_Task details_:
Pick out every line of the entries below where "обычаи" occurs, and copy those lines.

_Dataset records_:
--------------------------------------------------
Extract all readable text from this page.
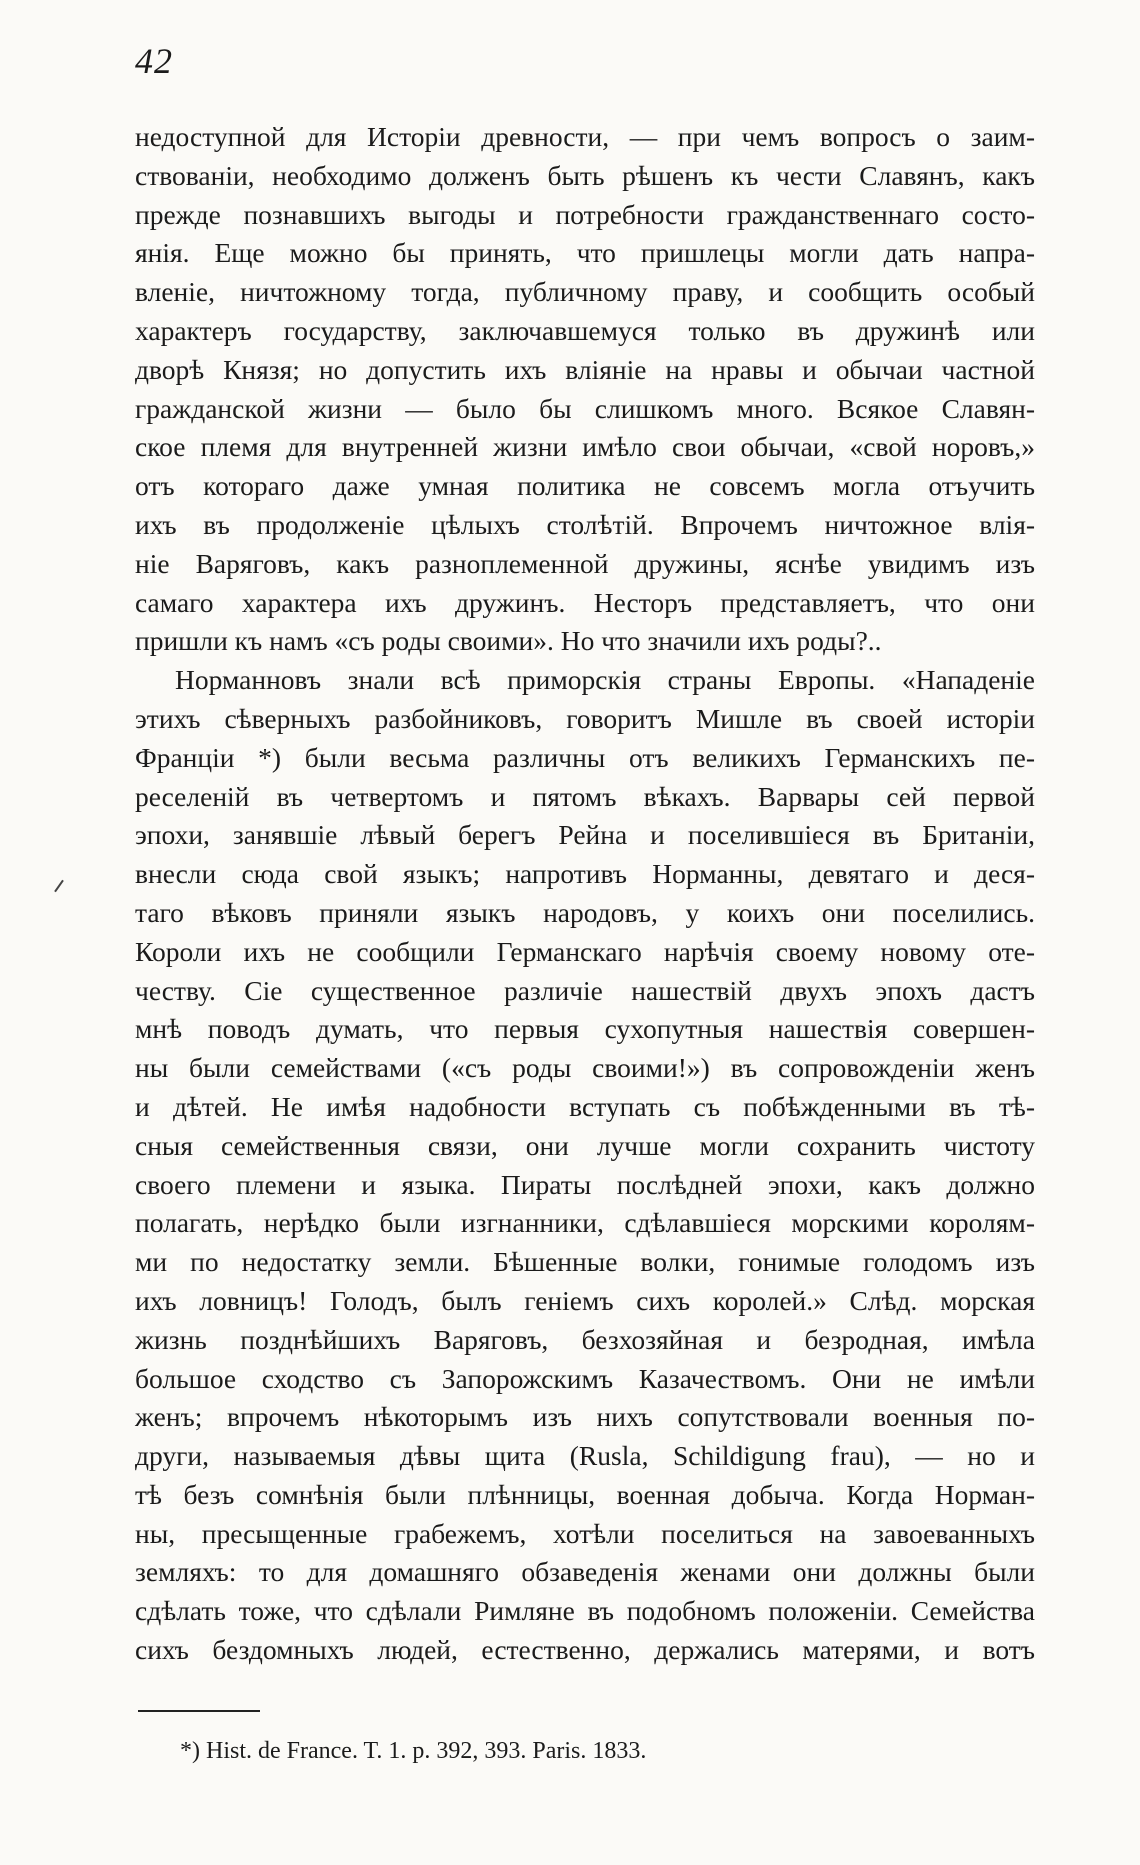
42

недоступной для Исторіи древности, — при чемъ вопросъ о заим-

ствованіи, необходимо долженъ быть рѣшенъ къ чести Славянъ, какъ

прежде познавшихъ выгоды и потребности гражданственнаго состо-

янія. Еще можно бы принять, что пришлецы могли дать напра-

вленіе, ничтожному тогда, публичному праву, и сообщить особый

характеръ государству, заключавшемуся только въ дружинѣ или

дворѣ Князя; но допустить ихъ вліяніе на нравы и обычаи частной

гражданской жизни — было бы слишкомъ много. Всякое Славян-

ское племя для внутренней жизни имѣло свои обычаи, «свой норовъ,»

отъ котораго даже умная политика не совсемъ могла отъучить

ихъ въ продолженіе цѣлыхъ столѣтій. Впрочемъ ничтожное влія-

ніе Варяговъ, какъ разноплеменной дружины, яснѣе увидимъ изъ

самаго характера ихъ дружинъ. Несторъ представляетъ, что они

пришли къ намъ «съ роды своими». Но что значили ихъ роды?..

Норманновъ знали всѣ приморскія страны Европы. «Нападеніе

этихъ сѣверныхъ разбойниковъ, говоритъ Мишле въ своей исторіи

Франціи *) были весьма различны отъ великихъ Германскихъ пе-

реселеній въ четвертомъ и пятомъ вѣкахъ. Варвары сей первой

эпохи, занявшіе лѣвый берегъ Рейна и поселившіеся въ Британіи,

внесли сюда свой языкъ; напротивъ Норманны, девятаго и деся-

таго вѣковъ приняли языкъ народовъ, у коихъ они поселились.

Короли ихъ не сообщили Германскаго нарѣчія своему новому оте-

честву. Сіе существенное различіе нашествій двухъ эпохъ дастъ

мнѣ поводъ думать, что первыя сухопутныя нашествія совершен-

ны были семействами («съ роды своими!») въ сопровожденіи женъ

и дѣтей. Не имѣя надобности вступать съ побѣжденными въ тѣ-

сныя семейственныя связи, они лучше могли сохранить чистоту

своего племени и языка. Пираты послѣдней эпохи, какъ должно

полагать, нерѣдко были изгнанники, сдѣлавшіеся морскими королям-

ми по недостатку земли. Бѣшенные волки, гонимые голодомъ изъ

ихъ ловницъ! Голодъ, былъ геніемъ сихъ королей.» Слѣд. морская

жизнь позднѣйшихъ Варяговъ, безхозяйная и безродная, имѣла

большое сходство съ Запорожскимъ Казачествомъ. Они не имѣли

женъ; впрочемъ нѣкоторымъ изъ нихъ сопутствовали военныя по-

други, называемыя дѣвы щита (Rusla, Schildigung frau), — но и

тѣ безъ сомнѣнія были плѣнницы, военная добыча. Когда Норман-

ны, пресыщенные грабежемъ, хотѣли поселиться на завоеванныхъ

земляхъ: то для домашняго обзаведенія женами они должны были

сдѣлать тоже, что сдѣлали Римляне въ подобномъ положеніи. Семейства

сихъ бездомныхъ людей, естественно, держались матерями, и вотъ

*) Hist. de France. T. 1. p. 392, 393. Paris. 1833.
--------------------------------------------------
_Written answer_:
дворѣ Князя; но допустить ихъ вліяніе на нравы и обычаи частной
ское племя для внутренней жизни имѣло свои обычаи, «свой норовъ,»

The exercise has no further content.